Which lines contain the word "行业关注名单"? Return each of them as written.

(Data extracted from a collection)
--- begin ---
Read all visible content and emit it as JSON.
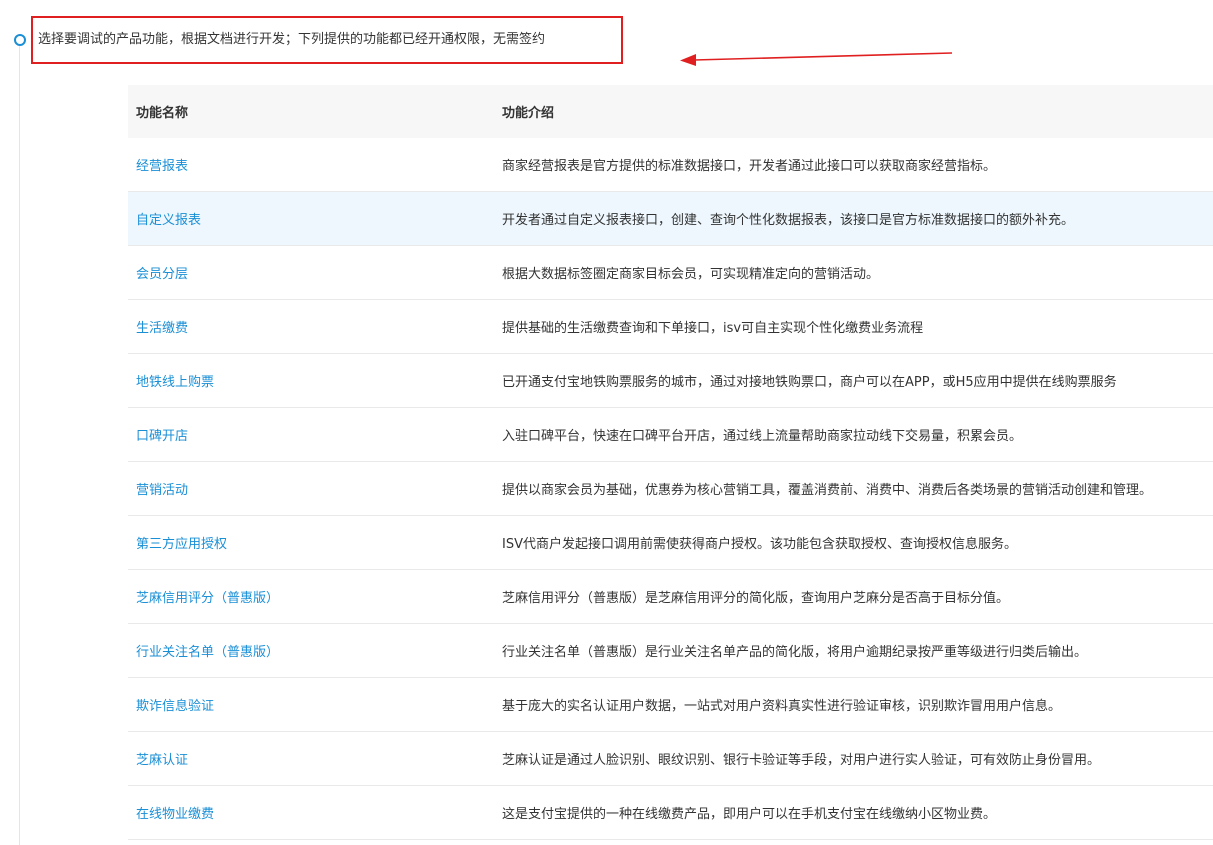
{
  "step": {
    "text": "选择要调试的产品功能，根据文档进行开发；下列提供的功能都已经开通权限，无需签约"
  },
  "table": {
    "headers": {
      "name": "功能名称",
      "desc": "功能介绍"
    },
    "rows": [
      {
        "name": "经营报表",
        "desc": "商家经营报表是官方提供的标准数据接口，开发者通过此接口可以获取商家经营指标。"
      },
      {
        "name": "自定义报表",
        "desc": "开发者通过自定义报表接口，创建、查询个性化数据报表，该接口是官方标准数据接口的额外补充。"
      },
      {
        "name": "会员分层",
        "desc": "根据大数据标签圈定商家目标会员，可实现精准定向的营销活动。"
      },
      {
        "name": "生活缴费",
        "desc": "提供基础的生活缴费查询和下单接口，isv可自主实现个性化缴费业务流程"
      },
      {
        "name": "地铁线上购票",
        "desc": "已开通支付宝地铁购票服务的城市，通过对接地铁购票口，商户可以在APP，或H5应用中提供在线购票服务"
      },
      {
        "name": "口碑开店",
        "desc": "入驻口碑平台，快速在口碑平台开店，通过线上流量帮助商家拉动线下交易量，积累会员。"
      },
      {
        "name": "营销活动",
        "desc": "提供以商家会员为基础，优惠券为核心营销工具，覆盖消费前、消费中、消费后各类场景的营销活动创建和管理。"
      },
      {
        "name": "第三方应用授权",
        "desc": "ISV代商户发起接口调用前需使获得商户授权。该功能包含获取授权、查询授权信息服务。"
      },
      {
        "name": "芝麻信用评分（普惠版）",
        "desc": "芝麻信用评分（普惠版）是芝麻信用评分的简化版，查询用户芝麻分是否高于目标分值。"
      },
      {
        "name": "行业关注名单（普惠版）",
        "desc": "行业关注名单（普惠版）是行业关注名单产品的简化版，将用户逾期纪录按严重等级进行归类后输出。"
      },
      {
        "name": "欺诈信息验证",
        "desc": "基于庞大的实名认证用户数据，一站式对用户资料真实性进行验证审核，识别欺诈冒用用户信息。"
      },
      {
        "name": "芝麻认证",
        "desc": "芝麻认证是通过人脸识别、眼纹识别、银行卡验证等手段，对用户进行实人验证，可有效防止身份冒用。"
      },
      {
        "name": "在线物业缴费",
        "desc": "这是支付宝提供的一种在线缴费产品，即用户可以在手机支付宝在线缴纳小区物业费。"
      }
    ]
  },
  "colors": {
    "link": "#1a8fd6",
    "highlight_border": "#e02020",
    "row_highlight": "#edf7fd"
  }
}
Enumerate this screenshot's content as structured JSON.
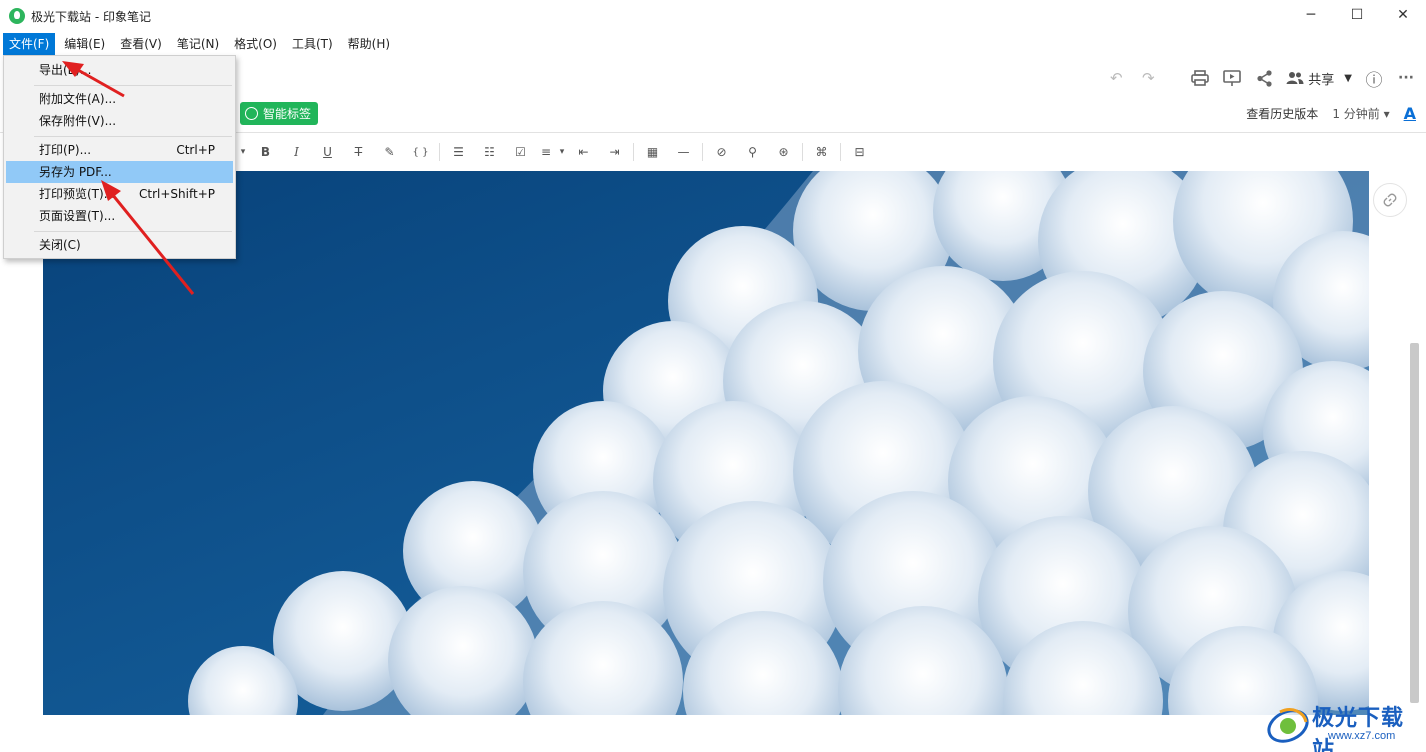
--- end ---
Output:
        "name": "行业关注名单（普惠版）",
        "desc": "行业关注名单（普惠版）是行业关注名单产品的简化版，将用户逾期纪录按严重等级进行归类后输出。"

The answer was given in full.